* _Stored records_
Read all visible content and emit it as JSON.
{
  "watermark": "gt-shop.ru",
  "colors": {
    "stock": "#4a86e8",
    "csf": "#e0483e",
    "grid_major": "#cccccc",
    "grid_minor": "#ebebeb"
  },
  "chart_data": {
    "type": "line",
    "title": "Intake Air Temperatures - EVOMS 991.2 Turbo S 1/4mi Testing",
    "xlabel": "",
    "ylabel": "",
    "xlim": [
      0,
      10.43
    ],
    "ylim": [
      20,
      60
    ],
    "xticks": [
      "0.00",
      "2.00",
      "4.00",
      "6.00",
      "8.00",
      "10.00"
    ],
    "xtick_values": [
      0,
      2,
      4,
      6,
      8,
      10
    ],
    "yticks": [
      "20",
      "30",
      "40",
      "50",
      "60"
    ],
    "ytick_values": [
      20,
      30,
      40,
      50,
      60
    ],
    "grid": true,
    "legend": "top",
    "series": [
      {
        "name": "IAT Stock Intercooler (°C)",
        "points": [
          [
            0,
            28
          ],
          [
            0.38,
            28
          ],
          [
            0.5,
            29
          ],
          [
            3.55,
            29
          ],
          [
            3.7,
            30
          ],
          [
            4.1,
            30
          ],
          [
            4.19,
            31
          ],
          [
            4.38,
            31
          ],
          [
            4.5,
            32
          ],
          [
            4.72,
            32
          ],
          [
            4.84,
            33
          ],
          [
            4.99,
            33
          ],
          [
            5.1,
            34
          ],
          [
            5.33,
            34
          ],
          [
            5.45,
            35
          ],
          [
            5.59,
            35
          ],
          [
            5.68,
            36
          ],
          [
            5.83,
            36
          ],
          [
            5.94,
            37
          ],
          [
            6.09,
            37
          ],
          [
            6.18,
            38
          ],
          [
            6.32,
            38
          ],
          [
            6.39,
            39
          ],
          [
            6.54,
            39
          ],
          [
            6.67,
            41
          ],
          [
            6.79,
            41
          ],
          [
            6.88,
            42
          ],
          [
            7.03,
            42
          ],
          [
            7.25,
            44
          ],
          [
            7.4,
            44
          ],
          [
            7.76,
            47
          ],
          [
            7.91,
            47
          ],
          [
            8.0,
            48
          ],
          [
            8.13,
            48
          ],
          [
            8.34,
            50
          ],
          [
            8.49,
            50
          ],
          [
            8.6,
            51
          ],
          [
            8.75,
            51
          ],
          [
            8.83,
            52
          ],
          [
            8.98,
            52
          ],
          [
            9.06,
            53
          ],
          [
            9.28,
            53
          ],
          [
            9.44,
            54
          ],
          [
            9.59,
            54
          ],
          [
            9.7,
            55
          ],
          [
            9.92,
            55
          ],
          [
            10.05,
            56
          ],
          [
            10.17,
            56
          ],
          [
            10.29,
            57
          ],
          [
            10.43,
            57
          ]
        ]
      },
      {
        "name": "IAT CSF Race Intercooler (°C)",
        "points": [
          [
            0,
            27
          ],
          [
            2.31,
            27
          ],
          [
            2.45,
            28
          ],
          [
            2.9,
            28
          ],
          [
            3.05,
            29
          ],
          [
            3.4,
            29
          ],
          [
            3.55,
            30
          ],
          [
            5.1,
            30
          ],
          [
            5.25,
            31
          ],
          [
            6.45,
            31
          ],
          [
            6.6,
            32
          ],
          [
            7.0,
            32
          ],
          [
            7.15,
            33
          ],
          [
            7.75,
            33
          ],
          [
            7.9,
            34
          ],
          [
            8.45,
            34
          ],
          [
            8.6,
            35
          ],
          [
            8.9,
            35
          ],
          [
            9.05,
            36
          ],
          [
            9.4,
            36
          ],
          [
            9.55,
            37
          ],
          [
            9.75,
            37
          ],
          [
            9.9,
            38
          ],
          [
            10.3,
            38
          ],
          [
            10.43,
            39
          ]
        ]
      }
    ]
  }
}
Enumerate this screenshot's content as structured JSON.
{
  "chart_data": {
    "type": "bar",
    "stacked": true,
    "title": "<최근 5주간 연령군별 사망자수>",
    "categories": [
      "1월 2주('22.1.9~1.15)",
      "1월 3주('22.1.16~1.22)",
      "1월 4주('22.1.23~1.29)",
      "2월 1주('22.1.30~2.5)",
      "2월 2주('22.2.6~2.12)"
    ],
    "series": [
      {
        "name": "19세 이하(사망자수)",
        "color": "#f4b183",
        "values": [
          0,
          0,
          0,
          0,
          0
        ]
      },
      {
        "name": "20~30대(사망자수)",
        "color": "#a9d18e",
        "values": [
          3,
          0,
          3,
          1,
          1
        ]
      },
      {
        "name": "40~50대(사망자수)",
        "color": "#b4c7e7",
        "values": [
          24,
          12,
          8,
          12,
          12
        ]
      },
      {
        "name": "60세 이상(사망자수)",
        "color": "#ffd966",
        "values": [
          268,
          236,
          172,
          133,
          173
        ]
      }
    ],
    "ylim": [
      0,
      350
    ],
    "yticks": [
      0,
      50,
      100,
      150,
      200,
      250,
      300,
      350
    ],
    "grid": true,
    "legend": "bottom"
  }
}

* _Written exercise_
All of the entries above should be written out again exactly.

* _Exercise solution_
Read all visible content and emit it as JSON.
{
  "watermark": "gt-shop.ru",
  "colors": {
    "stock": "#4a86e8",
    "csf": "#e0483e",
    "grid_major": "#cccccc",
    "grid_minor": "#ebebeb"
  },
  "chart_data": {
    "type": "line",
    "title": "Intake Air Temperatures - EVOMS 991.2 Turbo S 1/4mi Testing",
    "xlabel": "",
    "ylabel": "",
    "xlim": [
      0,
      10.43
    ],
    "ylim": [
      20,
      60
    ],
    "xticks": [
      "0.00",
      "2.00",
      "4.00",
      "6.00",
      "8.00",
      "10.00"
    ],
    "xtick_values": [
      0,
      2,
      4,
      6,
      8,
      10
    ],
    "yticks": [
      "20",
      "30",
      "40",
      "50",
      "60"
    ],
    "ytick_values": [
      20,
      30,
      40,
      50,
      60
    ],
    "grid": true,
    "legend": "top",
    "series": [
      {
        "name": "IAT Stock Intercooler (°C)",
        "points": [
          [
            0,
            28
          ],
          [
            0.38,
            28
          ],
          [
            0.5,
            29
          ],
          [
            3.55,
            29
          ],
          [
            3.7,
            30
          ],
          [
            4.1,
            30
          ],
          [
            4.19,
            31
          ],
          [
            4.38,
            31
          ],
          [
            4.5,
            32
          ],
          [
            4.72,
            32
          ],
          [
            4.84,
            33
          ],
          [
            4.99,
            33
          ],
          [
            5.1,
            34
          ],
          [
            5.33,
            34
          ],
          [
            5.45,
            35
          ],
          [
            5.59,
            35
          ],
          [
            5.68,
            36
          ],
          [
            5.83,
            36
          ],
          [
            5.94,
            37
          ],
          [
            6.09,
            37
          ],
          [
            6.18,
            38
          ],
          [
            6.32,
            38
          ],
          [
            6.39,
            39
          ],
          [
            6.54,
            39
          ],
          [
            6.67,
            41
          ],
          [
            6.79,
            41
          ],
          [
            6.88,
            42
          ],
          [
            7.03,
            42
          ],
          [
            7.25,
            44
          ],
          [
            7.4,
            44
          ],
          [
            7.76,
            47
          ],
          [
            7.91,
            47
          ],
          [
            8.0,
            48
          ],
          [
            8.13,
            48
          ],
          [
            8.34,
            50
          ],
          [
            8.49,
            50
          ],
          [
            8.6,
            51
          ],
          [
            8.75,
            51
          ],
          [
            8.83,
            52
          ],
          [
            8.98,
            52
          ],
          [
            9.06,
            53
          ],
          [
            9.28,
            53
          ],
          [
            9.44,
            54
          ],
          [
            9.59,
            54
          ],
          [
            9.7,
            55
          ],
          [
            9.92,
            55
          ],
          [
            10.05,
            56
          ],
          [
            10.17,
            56
          ],
          [
            10.29,
            57
          ],
          [
            10.43,
            57
          ]
        ]
      },
      {
        "name": "IAT CSF Race Intercooler (°C)",
        "points": [
          [
            0,
            27
          ],
          [
            2.31,
            27
          ],
          [
            2.45,
            28
          ],
          [
            2.9,
            28
          ],
          [
            3.05,
            29
          ],
          [
            3.4,
            29
          ],
          [
            3.55,
            30
          ],
          [
            5.1,
            30
          ],
          [
            5.25,
            31
          ],
          [
            6.45,
            31
          ],
          [
            6.6,
            32
          ],
          [
            7.0,
            32
          ],
          [
            7.15,
            33
          ],
          [
            7.75,
            33
          ],
          [
            7.9,
            34
          ],
          [
            8.45,
            34
          ],
          [
            8.6,
            35
          ],
          [
            8.9,
            35
          ],
          [
            9.05,
            36
          ],
          [
            9.4,
            36
          ],
          [
            9.55,
            37
          ],
          [
            9.75,
            37
          ],
          [
            9.9,
            38
          ],
          [
            10.3,
            38
          ],
          [
            10.43,
            39
          ]
        ]
      }
    ]
  }
}
Enumerate this screenshot's content as structured JSON.
{
  "chart_data": {
    "type": "bar",
    "stacked": true,
    "title": "<최근 5주간 연령군별 사망자수>",
    "categories": [
      "1월 2주('22.1.9~1.15)",
      "1월 3주('22.1.16~1.22)",
      "1월 4주('22.1.23~1.29)",
      "2월 1주('22.1.30~2.5)",
      "2월 2주('22.2.6~2.12)"
    ],
    "series": [
      {
        "name": "19세 이하(사망자수)",
        "color": "#f4b183",
        "values": [
          0,
          0,
          0,
          0,
          0
        ]
      },
      {
        "name": "20~30대(사망자수)",
        "color": "#a9d18e",
        "values": [
          3,
          0,
          3,
          1,
          1
        ]
      },
      {
        "name": "40~50대(사망자수)",
        "color": "#b4c7e7",
        "values": [
          24,
          12,
          8,
          12,
          12
        ]
      },
      {
        "name": "60세 이상(사망자수)",
        "color": "#ffd966",
        "values": [
          268,
          236,
          172,
          133,
          173
        ]
      }
    ],
    "ylim": [
      0,
      350
    ],
    "yticks": [
      0,
      50,
      100,
      150,
      200,
      250,
      300,
      350
    ],
    "grid": true,
    "legend": "bottom"
  }
}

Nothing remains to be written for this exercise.